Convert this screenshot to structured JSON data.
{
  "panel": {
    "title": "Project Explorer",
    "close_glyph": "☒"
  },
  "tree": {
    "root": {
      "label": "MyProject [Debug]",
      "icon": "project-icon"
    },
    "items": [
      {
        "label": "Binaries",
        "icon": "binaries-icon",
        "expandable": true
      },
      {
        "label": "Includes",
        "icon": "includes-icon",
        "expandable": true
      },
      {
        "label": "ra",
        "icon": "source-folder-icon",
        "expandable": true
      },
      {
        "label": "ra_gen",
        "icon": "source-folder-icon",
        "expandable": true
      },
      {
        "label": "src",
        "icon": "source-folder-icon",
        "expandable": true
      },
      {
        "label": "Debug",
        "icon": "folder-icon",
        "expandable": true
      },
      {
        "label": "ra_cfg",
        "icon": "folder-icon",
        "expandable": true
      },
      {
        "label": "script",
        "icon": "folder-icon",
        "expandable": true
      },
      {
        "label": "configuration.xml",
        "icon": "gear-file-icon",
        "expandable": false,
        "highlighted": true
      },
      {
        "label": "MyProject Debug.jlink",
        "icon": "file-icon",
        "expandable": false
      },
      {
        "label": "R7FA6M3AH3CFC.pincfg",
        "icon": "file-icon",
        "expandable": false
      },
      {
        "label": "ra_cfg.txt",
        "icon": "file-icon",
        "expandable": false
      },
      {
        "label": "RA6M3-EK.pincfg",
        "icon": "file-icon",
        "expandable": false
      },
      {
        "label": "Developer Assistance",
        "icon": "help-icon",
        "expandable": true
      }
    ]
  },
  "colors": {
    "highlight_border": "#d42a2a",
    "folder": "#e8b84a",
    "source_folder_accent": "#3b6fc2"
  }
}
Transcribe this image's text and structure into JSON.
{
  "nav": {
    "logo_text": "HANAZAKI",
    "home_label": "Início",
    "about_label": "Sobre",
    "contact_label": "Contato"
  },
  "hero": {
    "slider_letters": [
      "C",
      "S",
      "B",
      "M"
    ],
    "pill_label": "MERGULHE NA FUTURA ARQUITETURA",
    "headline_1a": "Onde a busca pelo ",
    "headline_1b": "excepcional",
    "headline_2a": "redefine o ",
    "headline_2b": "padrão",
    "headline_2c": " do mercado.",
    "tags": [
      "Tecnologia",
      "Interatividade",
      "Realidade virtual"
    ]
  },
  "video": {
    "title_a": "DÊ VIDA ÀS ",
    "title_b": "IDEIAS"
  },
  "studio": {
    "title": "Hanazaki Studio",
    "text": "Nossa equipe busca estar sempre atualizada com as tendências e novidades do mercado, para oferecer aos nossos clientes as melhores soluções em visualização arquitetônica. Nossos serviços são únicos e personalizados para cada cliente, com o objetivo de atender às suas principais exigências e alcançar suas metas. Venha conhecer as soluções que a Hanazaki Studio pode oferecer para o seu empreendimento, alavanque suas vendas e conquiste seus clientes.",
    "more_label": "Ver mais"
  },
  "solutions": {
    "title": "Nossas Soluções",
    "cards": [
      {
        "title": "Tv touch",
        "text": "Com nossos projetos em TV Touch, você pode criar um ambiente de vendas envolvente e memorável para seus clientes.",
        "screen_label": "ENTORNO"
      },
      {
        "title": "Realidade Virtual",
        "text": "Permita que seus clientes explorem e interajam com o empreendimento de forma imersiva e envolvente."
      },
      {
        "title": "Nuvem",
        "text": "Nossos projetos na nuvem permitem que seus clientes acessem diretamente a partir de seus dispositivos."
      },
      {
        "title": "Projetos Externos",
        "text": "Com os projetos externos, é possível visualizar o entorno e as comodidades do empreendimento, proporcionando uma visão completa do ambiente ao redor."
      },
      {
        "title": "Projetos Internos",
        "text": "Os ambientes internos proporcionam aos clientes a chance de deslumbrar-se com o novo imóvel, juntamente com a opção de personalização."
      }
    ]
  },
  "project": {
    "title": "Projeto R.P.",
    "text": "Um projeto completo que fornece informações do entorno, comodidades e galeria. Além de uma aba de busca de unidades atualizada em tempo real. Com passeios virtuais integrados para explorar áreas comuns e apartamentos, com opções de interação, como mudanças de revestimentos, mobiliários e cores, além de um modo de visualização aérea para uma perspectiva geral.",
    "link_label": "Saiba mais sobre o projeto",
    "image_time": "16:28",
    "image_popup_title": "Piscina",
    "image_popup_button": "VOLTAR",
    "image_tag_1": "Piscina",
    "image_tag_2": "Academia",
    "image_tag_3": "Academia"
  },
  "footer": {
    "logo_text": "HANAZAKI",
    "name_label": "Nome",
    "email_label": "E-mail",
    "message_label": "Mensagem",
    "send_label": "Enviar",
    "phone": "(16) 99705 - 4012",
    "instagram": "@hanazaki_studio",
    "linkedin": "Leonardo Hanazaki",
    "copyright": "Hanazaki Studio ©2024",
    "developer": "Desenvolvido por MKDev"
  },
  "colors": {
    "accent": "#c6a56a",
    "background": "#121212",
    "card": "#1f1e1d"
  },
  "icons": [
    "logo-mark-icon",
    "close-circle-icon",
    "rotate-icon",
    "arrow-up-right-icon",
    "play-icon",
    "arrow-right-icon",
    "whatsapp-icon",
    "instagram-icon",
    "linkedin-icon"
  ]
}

===

• WHAT TO DO: Return the lines above exactly, keeping every word.

• WRITTEN REPLY:
Convert this screenshot to structured JSON data.
{
  "panel": {
    "title": "Project Explorer",
    "close_glyph": "☒"
  },
  "tree": {
    "root": {
      "label": "MyProject [Debug]",
      "icon": "project-icon"
    },
    "items": [
      {
        "label": "Binaries",
        "icon": "binaries-icon",
        "expandable": true
      },
      {
        "label": "Includes",
        "icon": "includes-icon",
        "expandable": true
      },
      {
        "label": "ra",
        "icon": "source-folder-icon",
        "expandable": true
      },
      {
        "label": "ra_gen",
        "icon": "source-folder-icon",
        "expandable": true
      },
      {
        "label": "src",
        "icon": "source-folder-icon",
        "expandable": true
      },
      {
        "label": "Debug",
        "icon": "folder-icon",
        "expandable": true
      },
      {
        "label": "ra_cfg",
        "icon": "folder-icon",
        "expandable": true
      },
      {
        "label": "script",
        "icon": "folder-icon",
        "expandable": true
      },
      {
        "label": "configuration.xml",
        "icon": "gear-file-icon",
        "expandable": false,
        "highlighted": true
      },
      {
        "label": "MyProject Debug.jlink",
        "icon": "file-icon",
        "expandable": false
      },
      {
        "label": "R7FA6M3AH3CFC.pincfg",
        "icon": "file-icon",
        "expandable": false
      },
      {
        "label": "ra_cfg.txt",
        "icon": "file-icon",
        "expandable": false
      },
      {
        "label": "RA6M3-EK.pincfg",
        "icon": "file-icon",
        "expandable": false
      },
      {
        "label": "Developer Assistance",
        "icon": "help-icon",
        "expandable": true
      }
    ]
  },
  "colors": {
    "highlight_border": "#d42a2a",
    "folder": "#e8b84a",
    "source_folder_accent": "#3b6fc2"
  }
}
Transcribe this image's text and structure into JSON.
{
  "nav": {
    "logo_text": "HANAZAKI",
    "home_label": "Início",
    "about_label": "Sobre",
    "contact_label": "Contato"
  },
  "hero": {
    "slider_letters": [
      "C",
      "S",
      "B",
      "M"
    ],
    "pill_label": "MERGULHE NA FUTURA ARQUITETURA",
    "headline_1a": "Onde a busca pelo ",
    "headline_1b": "excepcional",
    "headline_2a": "redefine o ",
    "headline_2b": "padrão",
    "headline_2c": " do mercado.",
    "tags": [
      "Tecnologia",
      "Interatividade",
      "Realidade virtual"
    ]
  },
  "video": {
    "title_a": "DÊ VIDA ÀS ",
    "title_b": "IDEIAS"
  },
  "studio": {
    "title": "Hanazaki Studio",
    "text": "Nossa equipe busca estar sempre atualizada com as tendências e novidades do mercado, para oferecer aos nossos clientes as melhores soluções em visualização arquitetônica. Nossos serviços são únicos e personalizados para cada cliente, com o objetivo de atender às suas principais exigências e alcançar suas metas. Venha conhecer as soluções que a Hanazaki Studio pode oferecer para o seu empreendimento, alavanque suas vendas e conquiste seus clientes.",
    "more_label": "Ver mais"
  },
  "solutions": {
    "title": "Nossas Soluções",
    "cards": [
      {
        "title": "Tv touch",
        "text": "Com nossos projetos em TV Touch, você pode criar um ambiente de vendas envolvente e memorável para seus clientes.",
        "screen_label": "ENTORNO"
      },
      {
        "title": "Realidade Virtual",
        "text": "Permita que seus clientes explorem e interajam com o empreendimento de forma imersiva e envolvente."
      },
      {
        "title": "Nuvem",
        "text": "Nossos projetos na nuvem permitem que seus clientes acessem diretamente a partir de seus dispositivos."
      },
      {
        "title": "Projetos Externos",
        "text": "Com os projetos externos, é possível visualizar o entorno e as comodidades do empreendimento, proporcionando uma visão completa do ambiente ao redor."
      },
      {
        "title": "Projetos Internos",
        "text": "Os ambientes internos proporcionam aos clientes a chance de deslumbrar-se com o novo imóvel, juntamente com a opção de personalização."
      }
    ]
  },
  "project": {
    "title": "Projeto R.P.",
    "text": "Um projeto completo que fornece informações do entorno, comodidades e galeria. Além de uma aba de busca de unidades atualizada em tempo real. Com passeios virtuais integrados para explorar áreas comuns e apartamentos, com opções de interação, como mudanças de revestimentos, mobiliários e cores, além de um modo de visualização aérea para uma perspectiva geral.",
    "link_label": "Saiba mais sobre o projeto",
    "image_time": "16:28",
    "image_popup_title": "Piscina",
    "image_popup_button": "VOLTAR",
    "image_tag_1": "Piscina",
    "image_tag_2": "Academia",
    "image_tag_3": "Academia"
  },
  "footer": {
    "logo_text": "HANAZAKI",
    "name_label": "Nome",
    "email_label": "E-mail",
    "message_label": "Mensagem",
    "send_label": "Enviar",
    "phone": "(16) 99705 - 4012",
    "instagram": "@hanazaki_studio",
    "linkedin": "Leonardo Hanazaki",
    "copyright": "Hanazaki Studio ©2024",
    "developer": "Desenvolvido por MKDev"
  },
  "colors": {
    "accent": "#c6a56a",
    "background": "#121212",
    "card": "#1f1e1d"
  },
  "icons": [
    "logo-mark-icon",
    "close-circle-icon",
    "rotate-icon",
    "arrow-up-right-icon",
    "play-icon",
    "arrow-right-icon",
    "whatsapp-icon",
    "instagram-icon",
    "linkedin-icon"
  ]
}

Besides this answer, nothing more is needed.